**DATA FOR THIS TASK**
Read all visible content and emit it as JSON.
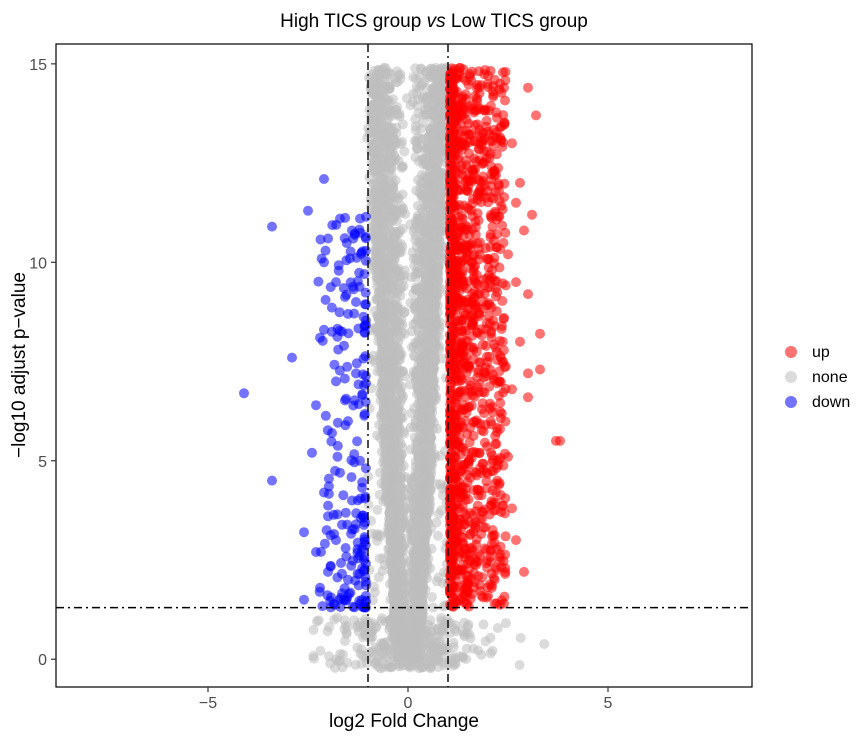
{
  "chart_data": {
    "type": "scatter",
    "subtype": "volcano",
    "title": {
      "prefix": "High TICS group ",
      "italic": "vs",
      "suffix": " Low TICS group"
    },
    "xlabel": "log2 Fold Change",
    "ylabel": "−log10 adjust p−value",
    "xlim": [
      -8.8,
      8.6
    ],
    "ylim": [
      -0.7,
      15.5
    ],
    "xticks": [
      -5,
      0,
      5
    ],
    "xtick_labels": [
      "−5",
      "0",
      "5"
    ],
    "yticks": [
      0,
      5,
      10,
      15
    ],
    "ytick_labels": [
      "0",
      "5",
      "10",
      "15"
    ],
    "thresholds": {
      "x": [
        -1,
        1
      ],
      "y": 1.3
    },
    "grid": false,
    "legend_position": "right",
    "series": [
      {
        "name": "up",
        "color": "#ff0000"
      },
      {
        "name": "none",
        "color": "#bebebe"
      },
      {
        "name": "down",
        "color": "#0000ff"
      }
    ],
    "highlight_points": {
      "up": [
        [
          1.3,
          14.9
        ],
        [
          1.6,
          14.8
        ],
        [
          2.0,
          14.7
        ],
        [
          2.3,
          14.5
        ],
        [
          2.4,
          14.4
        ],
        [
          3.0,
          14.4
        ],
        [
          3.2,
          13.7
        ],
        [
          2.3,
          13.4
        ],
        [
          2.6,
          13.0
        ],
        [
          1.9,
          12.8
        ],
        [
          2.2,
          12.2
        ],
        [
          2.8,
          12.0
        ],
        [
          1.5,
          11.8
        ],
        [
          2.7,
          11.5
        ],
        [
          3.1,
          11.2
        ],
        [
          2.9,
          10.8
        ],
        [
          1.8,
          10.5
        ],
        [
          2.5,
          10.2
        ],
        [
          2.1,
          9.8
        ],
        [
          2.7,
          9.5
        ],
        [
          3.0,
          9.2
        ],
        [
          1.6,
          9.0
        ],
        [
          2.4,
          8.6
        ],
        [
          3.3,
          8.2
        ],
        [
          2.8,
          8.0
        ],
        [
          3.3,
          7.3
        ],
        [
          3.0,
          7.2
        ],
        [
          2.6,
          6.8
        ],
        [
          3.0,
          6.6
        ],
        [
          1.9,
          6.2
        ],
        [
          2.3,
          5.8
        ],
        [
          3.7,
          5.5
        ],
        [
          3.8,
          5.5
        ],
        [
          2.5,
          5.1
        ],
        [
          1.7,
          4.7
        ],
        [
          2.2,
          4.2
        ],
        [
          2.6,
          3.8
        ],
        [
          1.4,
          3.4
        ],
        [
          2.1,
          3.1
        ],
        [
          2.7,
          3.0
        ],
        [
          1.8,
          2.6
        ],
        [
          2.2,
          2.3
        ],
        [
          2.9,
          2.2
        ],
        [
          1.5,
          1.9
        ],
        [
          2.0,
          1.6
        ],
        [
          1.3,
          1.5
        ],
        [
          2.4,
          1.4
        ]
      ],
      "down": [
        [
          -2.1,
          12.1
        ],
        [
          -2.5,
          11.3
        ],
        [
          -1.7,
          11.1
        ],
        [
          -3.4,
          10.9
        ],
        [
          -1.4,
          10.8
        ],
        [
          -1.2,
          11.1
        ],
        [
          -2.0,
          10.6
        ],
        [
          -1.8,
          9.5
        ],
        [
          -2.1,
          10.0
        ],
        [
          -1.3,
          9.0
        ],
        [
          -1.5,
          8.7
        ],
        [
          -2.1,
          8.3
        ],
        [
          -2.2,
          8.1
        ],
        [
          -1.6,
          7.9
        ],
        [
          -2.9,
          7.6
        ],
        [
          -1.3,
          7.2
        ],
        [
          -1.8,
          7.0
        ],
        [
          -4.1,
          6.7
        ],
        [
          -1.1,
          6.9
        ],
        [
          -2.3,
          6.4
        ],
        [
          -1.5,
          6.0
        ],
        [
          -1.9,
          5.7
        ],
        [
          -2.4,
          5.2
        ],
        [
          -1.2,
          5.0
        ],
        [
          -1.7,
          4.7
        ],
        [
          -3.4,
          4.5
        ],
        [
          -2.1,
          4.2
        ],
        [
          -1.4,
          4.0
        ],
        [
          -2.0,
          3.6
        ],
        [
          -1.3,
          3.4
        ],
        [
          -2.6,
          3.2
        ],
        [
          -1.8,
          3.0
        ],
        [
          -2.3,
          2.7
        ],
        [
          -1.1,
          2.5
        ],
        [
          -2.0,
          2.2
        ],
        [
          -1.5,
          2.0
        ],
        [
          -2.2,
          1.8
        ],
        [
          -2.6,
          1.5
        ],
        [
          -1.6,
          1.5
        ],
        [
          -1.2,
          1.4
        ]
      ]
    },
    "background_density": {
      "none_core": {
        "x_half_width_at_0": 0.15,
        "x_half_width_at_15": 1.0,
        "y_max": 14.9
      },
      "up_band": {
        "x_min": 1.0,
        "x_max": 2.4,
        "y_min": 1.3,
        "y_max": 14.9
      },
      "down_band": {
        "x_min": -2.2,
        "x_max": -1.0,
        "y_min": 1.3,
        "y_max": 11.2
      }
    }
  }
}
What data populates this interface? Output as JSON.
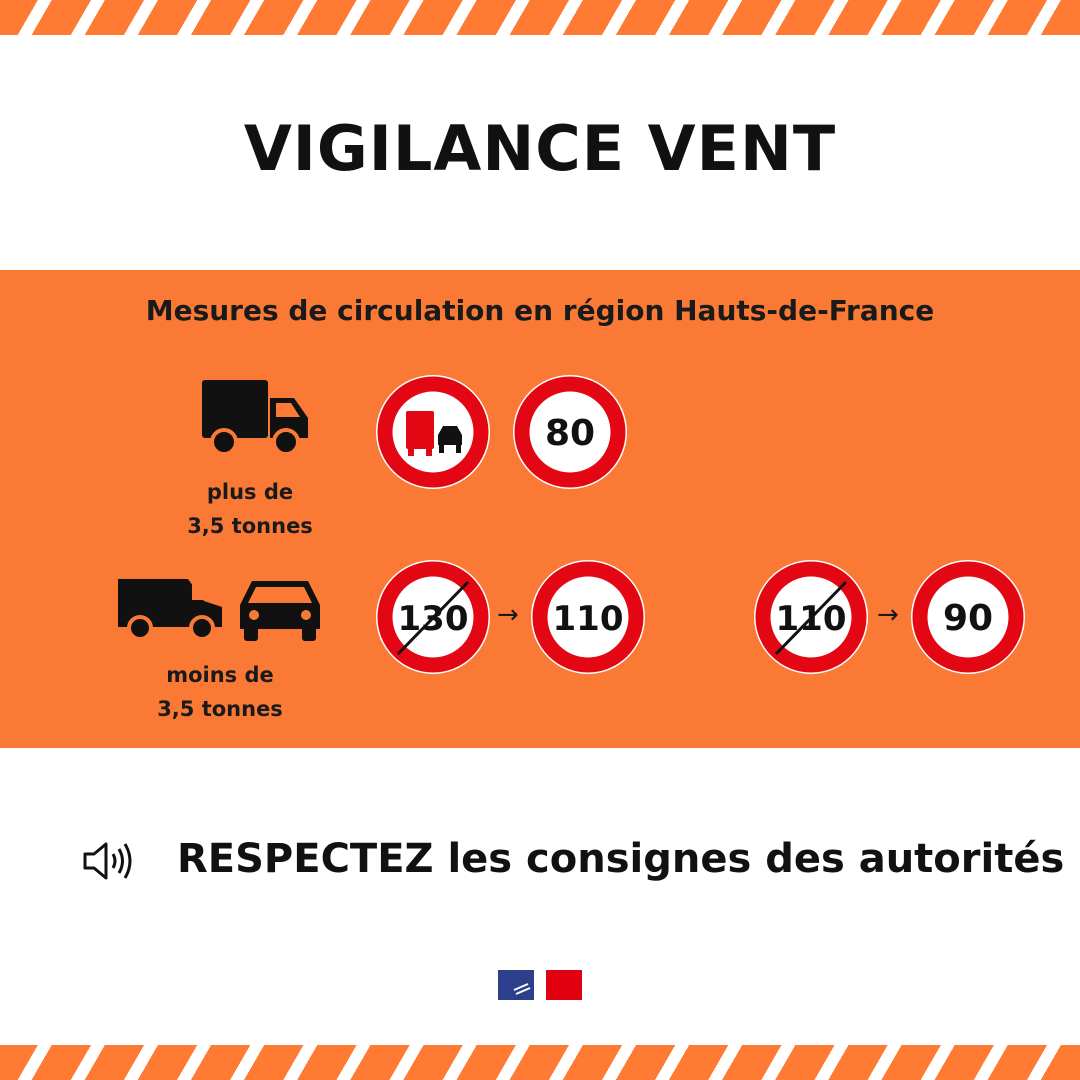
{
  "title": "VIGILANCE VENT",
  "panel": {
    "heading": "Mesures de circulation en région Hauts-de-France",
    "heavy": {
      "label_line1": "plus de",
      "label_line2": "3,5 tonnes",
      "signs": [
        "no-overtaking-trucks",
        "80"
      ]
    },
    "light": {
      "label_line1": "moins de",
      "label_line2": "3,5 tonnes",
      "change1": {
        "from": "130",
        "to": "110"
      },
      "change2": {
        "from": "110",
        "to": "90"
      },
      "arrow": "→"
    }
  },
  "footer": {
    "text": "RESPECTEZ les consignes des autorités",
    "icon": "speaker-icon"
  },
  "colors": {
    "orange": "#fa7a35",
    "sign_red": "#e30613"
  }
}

**WHAT YOU ARE ASKED TO DO**
Among the entries above, how many lines include the word "TICS"? Give the number with no comment.

**WRITTEN SOLUTION**
2